------ Given records
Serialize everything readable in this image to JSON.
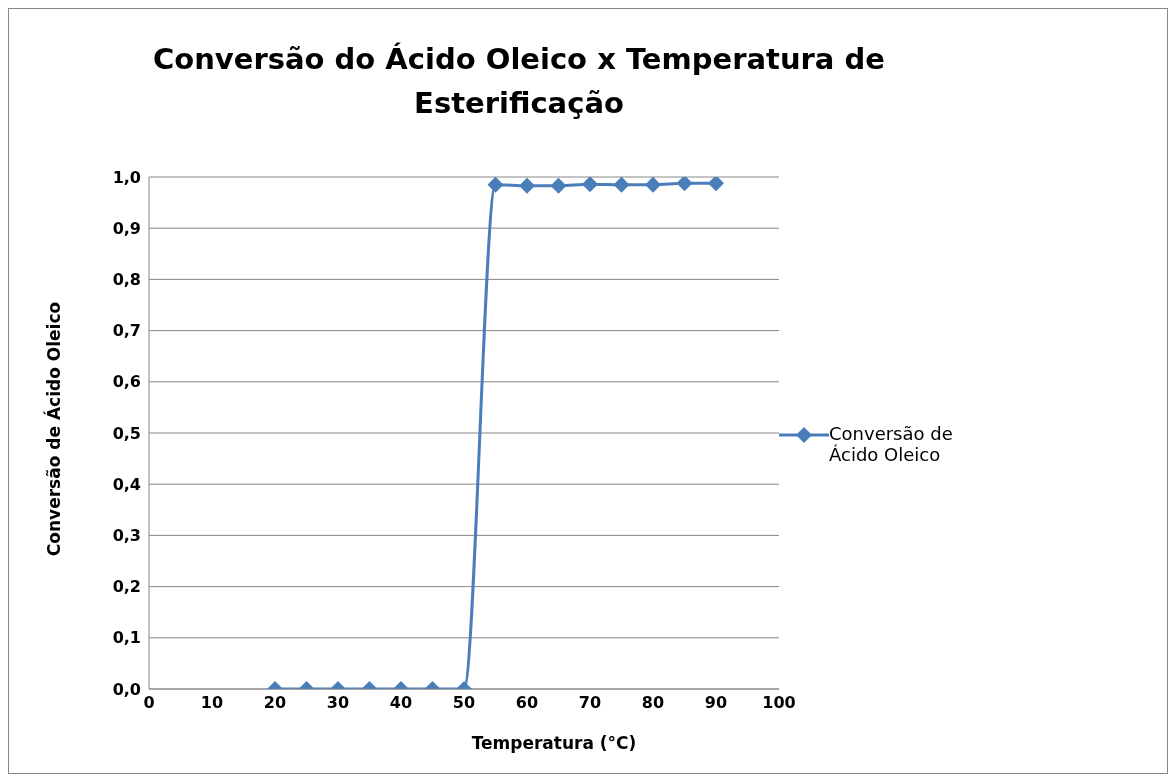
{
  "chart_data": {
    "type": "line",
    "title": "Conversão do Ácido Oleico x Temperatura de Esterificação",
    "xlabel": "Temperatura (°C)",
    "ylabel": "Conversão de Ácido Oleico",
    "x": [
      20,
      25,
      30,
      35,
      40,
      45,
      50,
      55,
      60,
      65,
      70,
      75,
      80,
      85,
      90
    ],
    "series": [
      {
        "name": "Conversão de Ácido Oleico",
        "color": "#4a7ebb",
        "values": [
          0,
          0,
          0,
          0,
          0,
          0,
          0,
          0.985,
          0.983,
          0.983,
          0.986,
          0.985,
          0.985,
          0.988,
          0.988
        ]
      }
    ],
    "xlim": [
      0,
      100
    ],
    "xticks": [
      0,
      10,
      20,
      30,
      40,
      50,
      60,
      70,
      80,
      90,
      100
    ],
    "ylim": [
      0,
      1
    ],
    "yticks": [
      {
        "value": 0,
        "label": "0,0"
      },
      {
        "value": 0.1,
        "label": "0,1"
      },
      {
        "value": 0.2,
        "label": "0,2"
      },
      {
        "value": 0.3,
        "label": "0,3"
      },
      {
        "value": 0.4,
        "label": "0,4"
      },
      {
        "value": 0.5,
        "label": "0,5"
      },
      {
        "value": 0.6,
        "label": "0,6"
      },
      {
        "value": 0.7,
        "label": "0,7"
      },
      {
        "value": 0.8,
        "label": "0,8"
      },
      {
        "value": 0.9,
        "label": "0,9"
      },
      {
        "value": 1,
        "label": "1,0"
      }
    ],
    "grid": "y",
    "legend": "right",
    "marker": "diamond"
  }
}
------------
Gather each line that holds "Temperatura".

**Problem solution**
    "title": "Conversão do Ácido Oleico x Temperatura de Esterificação",
    "xlabel": "Temperatura (°C)",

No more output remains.